**REQUEST**
Assemble all lines in which the string "this" appears.
━━━━━━━━━━━━━━━━
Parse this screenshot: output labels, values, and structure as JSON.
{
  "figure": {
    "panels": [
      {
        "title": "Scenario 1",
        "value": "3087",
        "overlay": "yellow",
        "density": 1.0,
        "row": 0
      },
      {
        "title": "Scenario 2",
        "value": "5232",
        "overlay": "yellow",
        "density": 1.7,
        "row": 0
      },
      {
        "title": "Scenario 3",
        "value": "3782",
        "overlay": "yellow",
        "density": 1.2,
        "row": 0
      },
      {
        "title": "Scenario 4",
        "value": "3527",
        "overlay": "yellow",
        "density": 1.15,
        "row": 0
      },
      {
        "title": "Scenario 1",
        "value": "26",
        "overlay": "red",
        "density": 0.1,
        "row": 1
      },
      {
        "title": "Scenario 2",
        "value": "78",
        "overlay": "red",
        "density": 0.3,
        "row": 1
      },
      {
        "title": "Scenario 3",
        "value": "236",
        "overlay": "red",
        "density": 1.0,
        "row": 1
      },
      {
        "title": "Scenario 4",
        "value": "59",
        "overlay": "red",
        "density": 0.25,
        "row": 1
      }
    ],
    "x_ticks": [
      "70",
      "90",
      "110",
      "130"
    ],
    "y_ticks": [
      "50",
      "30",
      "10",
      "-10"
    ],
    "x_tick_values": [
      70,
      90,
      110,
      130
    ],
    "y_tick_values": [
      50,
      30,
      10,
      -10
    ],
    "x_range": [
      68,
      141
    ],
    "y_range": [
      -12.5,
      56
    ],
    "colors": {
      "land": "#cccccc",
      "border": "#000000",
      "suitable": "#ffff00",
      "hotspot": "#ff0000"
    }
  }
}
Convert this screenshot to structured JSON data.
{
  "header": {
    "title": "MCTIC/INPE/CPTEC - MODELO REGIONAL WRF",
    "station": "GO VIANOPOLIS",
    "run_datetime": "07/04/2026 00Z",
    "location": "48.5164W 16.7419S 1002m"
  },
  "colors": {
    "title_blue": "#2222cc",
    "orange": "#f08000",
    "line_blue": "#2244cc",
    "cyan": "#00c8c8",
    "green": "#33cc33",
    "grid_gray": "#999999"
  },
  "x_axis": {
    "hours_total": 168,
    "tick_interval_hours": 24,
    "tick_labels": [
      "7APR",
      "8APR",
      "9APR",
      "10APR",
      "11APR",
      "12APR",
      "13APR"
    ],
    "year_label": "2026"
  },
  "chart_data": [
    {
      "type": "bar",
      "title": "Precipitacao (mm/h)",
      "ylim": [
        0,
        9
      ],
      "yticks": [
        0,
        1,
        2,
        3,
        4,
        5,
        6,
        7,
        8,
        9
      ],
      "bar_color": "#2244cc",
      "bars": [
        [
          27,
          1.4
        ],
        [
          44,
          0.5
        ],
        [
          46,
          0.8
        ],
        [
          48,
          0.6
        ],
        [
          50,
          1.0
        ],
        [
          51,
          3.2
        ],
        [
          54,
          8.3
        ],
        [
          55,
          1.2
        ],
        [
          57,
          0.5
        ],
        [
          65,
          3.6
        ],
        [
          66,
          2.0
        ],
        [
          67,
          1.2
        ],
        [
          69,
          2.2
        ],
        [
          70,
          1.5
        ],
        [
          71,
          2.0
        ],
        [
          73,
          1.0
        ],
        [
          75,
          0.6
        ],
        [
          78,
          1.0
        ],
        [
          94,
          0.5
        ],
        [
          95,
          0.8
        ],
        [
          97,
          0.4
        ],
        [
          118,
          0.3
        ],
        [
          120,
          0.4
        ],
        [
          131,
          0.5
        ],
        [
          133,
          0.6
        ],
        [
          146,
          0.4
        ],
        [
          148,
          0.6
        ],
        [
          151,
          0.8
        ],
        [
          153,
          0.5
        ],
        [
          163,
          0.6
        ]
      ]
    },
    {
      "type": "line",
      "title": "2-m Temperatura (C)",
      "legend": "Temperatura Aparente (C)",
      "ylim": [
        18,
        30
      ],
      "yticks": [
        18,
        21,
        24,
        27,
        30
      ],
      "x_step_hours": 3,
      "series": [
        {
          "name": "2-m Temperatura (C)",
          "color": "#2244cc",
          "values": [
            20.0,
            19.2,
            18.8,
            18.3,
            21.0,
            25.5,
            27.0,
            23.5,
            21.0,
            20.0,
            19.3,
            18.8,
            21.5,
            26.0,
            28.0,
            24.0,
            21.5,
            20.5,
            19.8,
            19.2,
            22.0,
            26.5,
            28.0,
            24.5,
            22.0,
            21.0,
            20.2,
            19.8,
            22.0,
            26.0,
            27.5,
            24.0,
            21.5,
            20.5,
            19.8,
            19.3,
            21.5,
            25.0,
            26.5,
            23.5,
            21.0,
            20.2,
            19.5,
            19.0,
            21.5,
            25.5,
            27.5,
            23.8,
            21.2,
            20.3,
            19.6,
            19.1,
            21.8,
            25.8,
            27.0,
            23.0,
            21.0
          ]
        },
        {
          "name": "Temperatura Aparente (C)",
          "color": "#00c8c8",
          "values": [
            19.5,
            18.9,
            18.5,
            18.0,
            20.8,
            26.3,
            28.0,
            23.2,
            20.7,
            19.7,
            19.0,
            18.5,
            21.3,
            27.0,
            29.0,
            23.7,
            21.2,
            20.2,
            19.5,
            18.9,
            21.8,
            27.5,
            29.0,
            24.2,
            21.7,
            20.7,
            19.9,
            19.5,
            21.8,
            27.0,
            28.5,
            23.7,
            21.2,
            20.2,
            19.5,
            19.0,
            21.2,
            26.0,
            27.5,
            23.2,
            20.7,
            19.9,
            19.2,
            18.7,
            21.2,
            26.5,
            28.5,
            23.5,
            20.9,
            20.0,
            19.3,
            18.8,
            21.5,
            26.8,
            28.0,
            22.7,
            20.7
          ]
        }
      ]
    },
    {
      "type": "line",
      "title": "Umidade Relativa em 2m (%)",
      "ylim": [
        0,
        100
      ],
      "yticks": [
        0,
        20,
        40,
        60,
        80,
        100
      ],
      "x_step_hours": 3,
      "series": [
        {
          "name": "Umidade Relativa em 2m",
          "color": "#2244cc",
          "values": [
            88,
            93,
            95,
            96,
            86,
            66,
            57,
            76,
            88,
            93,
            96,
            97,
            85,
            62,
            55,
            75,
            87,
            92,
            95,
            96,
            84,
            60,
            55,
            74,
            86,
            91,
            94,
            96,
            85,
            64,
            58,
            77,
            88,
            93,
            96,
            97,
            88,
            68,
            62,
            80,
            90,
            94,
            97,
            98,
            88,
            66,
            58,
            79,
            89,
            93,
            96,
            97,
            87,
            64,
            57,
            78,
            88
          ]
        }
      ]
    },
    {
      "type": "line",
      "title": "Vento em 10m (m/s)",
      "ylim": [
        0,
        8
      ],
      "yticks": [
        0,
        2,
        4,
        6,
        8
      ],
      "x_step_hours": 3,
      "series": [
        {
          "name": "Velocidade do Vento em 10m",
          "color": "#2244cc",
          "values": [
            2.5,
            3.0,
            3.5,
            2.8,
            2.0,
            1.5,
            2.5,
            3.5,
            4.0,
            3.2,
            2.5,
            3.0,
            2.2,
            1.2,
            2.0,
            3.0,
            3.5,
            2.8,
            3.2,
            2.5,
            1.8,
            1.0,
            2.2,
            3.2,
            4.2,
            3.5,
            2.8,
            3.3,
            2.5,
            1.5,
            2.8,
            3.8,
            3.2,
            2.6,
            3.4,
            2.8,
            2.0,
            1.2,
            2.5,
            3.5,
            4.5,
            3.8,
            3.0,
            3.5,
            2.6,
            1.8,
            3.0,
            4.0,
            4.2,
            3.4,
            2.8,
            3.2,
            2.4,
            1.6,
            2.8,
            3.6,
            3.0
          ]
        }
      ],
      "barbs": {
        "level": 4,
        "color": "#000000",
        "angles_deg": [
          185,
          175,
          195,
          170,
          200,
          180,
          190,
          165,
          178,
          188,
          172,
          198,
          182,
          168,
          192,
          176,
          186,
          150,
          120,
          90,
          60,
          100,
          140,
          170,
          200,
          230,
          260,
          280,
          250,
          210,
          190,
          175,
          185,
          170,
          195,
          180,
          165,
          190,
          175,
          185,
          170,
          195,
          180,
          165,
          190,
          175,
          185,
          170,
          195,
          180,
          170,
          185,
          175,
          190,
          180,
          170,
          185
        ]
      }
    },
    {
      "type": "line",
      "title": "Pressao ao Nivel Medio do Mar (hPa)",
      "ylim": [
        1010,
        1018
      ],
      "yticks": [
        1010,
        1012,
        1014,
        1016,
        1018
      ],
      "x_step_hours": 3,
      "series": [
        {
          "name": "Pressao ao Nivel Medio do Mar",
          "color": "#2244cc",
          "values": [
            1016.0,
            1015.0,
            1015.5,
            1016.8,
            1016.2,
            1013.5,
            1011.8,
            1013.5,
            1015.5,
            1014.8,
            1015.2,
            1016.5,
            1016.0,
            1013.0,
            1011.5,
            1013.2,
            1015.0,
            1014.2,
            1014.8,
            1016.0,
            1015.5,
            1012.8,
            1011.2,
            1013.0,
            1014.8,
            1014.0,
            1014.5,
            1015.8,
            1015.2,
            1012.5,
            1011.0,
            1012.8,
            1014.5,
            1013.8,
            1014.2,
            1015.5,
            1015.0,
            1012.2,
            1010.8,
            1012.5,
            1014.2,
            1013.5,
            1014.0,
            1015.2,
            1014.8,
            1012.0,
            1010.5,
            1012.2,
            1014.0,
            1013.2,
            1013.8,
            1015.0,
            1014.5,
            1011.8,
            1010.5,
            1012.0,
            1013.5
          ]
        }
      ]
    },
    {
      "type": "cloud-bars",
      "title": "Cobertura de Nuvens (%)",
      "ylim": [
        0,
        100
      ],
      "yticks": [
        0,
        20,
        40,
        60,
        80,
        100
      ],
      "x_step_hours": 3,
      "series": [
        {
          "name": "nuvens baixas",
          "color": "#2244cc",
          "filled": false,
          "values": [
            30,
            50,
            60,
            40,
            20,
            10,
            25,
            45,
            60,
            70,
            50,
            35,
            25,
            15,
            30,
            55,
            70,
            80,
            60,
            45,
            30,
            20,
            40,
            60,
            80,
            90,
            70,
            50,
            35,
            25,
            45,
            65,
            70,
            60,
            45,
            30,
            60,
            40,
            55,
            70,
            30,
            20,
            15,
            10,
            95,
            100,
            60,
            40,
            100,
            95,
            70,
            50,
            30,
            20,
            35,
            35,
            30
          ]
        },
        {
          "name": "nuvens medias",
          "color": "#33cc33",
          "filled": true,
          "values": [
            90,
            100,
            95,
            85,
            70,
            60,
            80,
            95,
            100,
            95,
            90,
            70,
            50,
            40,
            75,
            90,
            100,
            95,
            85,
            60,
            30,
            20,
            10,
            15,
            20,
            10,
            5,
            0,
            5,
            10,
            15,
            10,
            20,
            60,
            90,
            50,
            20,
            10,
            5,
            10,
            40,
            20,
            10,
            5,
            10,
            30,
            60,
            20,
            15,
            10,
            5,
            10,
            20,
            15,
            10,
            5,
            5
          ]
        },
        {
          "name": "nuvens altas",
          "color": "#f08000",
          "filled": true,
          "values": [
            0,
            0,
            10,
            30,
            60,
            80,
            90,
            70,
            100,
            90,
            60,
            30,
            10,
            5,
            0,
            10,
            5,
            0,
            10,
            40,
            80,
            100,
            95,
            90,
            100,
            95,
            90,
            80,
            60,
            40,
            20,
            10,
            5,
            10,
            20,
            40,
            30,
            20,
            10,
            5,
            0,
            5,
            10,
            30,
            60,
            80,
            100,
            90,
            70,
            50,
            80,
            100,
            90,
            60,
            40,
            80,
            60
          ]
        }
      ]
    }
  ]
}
━━━━━━━━━━━━━━━━
**EXERCISE ANSWER**
Parse this screenshot: output labels, values, and structure as JSON.
Convert this screenshot to structured JSON data.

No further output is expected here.